Give only the number of lines in the records that include the string "title".
·····
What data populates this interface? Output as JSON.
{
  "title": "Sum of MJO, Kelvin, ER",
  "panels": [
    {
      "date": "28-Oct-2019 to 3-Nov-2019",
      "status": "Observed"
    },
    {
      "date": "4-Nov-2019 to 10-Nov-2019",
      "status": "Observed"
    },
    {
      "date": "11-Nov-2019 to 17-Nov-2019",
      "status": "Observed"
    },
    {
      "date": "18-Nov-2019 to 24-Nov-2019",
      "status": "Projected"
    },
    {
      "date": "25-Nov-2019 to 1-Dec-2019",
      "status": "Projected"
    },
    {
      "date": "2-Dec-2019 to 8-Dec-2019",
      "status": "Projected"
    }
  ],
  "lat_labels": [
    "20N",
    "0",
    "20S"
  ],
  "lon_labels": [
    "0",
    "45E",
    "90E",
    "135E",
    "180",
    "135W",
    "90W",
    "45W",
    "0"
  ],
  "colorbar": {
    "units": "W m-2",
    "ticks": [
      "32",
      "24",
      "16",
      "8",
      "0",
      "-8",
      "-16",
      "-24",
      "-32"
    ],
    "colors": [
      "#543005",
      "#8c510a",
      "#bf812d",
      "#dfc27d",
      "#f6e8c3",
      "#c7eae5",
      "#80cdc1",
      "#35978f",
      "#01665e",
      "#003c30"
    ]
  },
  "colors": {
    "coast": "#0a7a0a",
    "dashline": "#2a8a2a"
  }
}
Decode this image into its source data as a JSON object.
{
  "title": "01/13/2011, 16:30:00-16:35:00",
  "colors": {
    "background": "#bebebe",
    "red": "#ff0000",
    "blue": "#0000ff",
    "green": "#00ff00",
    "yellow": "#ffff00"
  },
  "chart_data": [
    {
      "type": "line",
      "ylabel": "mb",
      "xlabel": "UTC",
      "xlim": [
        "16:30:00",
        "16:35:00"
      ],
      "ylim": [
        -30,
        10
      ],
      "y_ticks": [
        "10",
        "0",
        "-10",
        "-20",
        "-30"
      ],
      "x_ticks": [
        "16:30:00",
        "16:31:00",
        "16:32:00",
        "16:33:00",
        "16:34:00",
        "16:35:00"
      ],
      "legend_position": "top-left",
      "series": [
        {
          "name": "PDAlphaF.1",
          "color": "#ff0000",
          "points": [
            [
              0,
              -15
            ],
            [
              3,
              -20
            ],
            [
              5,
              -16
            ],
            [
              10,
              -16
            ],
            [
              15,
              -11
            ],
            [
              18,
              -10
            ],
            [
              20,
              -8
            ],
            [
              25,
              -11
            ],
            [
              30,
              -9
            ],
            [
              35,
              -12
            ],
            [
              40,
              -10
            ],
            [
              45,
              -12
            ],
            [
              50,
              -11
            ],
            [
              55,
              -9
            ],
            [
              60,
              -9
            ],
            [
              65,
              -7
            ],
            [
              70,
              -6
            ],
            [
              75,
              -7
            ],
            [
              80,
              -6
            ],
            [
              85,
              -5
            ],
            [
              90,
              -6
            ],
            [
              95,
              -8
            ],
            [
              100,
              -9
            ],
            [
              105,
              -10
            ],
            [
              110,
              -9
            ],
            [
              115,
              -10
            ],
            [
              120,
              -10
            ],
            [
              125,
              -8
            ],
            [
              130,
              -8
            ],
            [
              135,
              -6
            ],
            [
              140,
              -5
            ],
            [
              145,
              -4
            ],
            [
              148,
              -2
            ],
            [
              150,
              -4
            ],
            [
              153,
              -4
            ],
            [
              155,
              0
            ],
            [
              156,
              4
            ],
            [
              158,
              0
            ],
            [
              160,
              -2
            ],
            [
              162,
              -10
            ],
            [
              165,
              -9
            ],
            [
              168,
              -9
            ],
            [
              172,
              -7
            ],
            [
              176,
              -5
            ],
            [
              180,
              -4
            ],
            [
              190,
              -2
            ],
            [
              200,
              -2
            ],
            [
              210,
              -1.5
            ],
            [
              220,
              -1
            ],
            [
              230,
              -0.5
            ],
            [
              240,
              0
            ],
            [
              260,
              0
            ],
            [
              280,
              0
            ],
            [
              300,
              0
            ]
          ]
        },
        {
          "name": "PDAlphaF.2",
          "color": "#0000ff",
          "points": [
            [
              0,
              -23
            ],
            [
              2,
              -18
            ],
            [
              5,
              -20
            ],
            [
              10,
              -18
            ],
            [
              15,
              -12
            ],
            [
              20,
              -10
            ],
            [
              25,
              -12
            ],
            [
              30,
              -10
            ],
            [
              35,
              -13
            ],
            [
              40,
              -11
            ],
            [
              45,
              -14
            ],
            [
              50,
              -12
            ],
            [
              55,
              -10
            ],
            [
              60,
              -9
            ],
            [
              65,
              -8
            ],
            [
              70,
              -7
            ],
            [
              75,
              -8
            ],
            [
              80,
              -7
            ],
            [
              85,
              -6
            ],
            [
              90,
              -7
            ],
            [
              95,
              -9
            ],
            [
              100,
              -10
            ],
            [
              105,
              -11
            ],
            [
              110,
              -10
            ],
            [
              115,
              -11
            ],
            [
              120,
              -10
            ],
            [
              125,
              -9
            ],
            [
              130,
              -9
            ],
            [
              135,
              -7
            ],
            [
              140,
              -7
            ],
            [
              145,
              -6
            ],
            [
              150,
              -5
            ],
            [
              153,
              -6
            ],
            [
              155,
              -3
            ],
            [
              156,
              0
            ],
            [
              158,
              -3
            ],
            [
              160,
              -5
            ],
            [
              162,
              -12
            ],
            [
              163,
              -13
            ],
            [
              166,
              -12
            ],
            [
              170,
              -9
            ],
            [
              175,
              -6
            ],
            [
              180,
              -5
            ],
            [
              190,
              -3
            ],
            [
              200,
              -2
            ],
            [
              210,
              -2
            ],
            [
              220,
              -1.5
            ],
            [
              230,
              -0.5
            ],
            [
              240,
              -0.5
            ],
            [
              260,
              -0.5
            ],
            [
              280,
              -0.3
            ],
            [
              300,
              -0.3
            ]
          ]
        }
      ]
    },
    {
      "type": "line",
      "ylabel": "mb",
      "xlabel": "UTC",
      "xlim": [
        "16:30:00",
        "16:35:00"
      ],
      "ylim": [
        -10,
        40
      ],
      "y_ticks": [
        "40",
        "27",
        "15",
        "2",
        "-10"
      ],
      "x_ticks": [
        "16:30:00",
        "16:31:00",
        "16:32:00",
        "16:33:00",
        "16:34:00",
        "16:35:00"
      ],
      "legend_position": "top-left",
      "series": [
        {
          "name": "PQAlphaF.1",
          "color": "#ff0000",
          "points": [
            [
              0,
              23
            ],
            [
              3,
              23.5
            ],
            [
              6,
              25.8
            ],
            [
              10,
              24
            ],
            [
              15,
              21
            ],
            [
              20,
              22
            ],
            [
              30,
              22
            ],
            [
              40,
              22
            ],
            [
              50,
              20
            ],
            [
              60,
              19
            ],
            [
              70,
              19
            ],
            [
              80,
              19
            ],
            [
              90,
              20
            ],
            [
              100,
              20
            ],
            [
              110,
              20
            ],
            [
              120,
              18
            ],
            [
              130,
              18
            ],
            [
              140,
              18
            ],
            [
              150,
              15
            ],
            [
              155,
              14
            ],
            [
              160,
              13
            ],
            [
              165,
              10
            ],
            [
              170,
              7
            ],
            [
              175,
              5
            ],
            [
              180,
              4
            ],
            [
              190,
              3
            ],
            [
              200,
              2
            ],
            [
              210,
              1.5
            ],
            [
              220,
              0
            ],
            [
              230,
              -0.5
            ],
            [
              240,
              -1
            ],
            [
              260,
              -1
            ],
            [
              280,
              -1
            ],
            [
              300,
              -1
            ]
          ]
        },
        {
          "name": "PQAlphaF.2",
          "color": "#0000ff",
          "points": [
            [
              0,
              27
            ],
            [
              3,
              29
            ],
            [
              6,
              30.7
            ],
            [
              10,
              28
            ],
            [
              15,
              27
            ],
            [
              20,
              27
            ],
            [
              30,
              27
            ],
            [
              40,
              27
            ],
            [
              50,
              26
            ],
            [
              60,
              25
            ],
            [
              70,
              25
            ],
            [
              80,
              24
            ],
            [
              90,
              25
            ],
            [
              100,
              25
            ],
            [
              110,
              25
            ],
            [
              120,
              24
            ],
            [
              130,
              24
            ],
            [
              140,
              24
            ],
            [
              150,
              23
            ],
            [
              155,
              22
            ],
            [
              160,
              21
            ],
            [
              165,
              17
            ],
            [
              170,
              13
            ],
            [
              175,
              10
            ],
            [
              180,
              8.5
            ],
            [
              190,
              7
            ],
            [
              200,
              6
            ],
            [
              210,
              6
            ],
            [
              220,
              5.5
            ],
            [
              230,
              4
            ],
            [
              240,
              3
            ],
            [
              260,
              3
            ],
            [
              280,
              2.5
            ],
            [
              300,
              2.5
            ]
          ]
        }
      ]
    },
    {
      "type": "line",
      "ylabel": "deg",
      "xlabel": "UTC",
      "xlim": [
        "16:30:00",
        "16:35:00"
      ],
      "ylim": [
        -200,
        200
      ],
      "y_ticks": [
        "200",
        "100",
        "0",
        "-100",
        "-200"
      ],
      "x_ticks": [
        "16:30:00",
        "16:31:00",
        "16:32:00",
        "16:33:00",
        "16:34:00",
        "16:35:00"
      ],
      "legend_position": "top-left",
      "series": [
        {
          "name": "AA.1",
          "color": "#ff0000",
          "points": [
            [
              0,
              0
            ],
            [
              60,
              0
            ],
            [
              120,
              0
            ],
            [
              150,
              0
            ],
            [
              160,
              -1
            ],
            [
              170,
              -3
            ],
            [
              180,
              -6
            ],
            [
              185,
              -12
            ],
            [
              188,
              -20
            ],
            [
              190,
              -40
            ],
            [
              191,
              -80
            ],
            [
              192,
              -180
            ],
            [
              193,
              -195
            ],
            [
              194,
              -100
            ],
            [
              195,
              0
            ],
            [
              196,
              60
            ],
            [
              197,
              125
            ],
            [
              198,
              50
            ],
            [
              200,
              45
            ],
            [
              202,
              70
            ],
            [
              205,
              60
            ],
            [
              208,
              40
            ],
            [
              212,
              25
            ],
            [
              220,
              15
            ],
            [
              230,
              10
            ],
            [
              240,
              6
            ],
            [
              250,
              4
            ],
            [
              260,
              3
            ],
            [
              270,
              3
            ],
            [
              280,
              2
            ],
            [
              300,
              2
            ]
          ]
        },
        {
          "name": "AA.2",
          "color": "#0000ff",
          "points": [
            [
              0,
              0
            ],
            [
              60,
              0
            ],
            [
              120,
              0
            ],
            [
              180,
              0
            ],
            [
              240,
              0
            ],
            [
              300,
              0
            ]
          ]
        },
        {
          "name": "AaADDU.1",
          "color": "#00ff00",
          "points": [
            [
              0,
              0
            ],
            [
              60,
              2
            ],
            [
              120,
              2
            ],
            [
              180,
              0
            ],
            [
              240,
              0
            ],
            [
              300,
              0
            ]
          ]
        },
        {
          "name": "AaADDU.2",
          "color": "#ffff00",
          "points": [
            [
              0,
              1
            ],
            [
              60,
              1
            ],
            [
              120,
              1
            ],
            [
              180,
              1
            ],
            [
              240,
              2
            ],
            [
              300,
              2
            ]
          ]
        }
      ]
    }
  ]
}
·····
◆ Final result ◆
2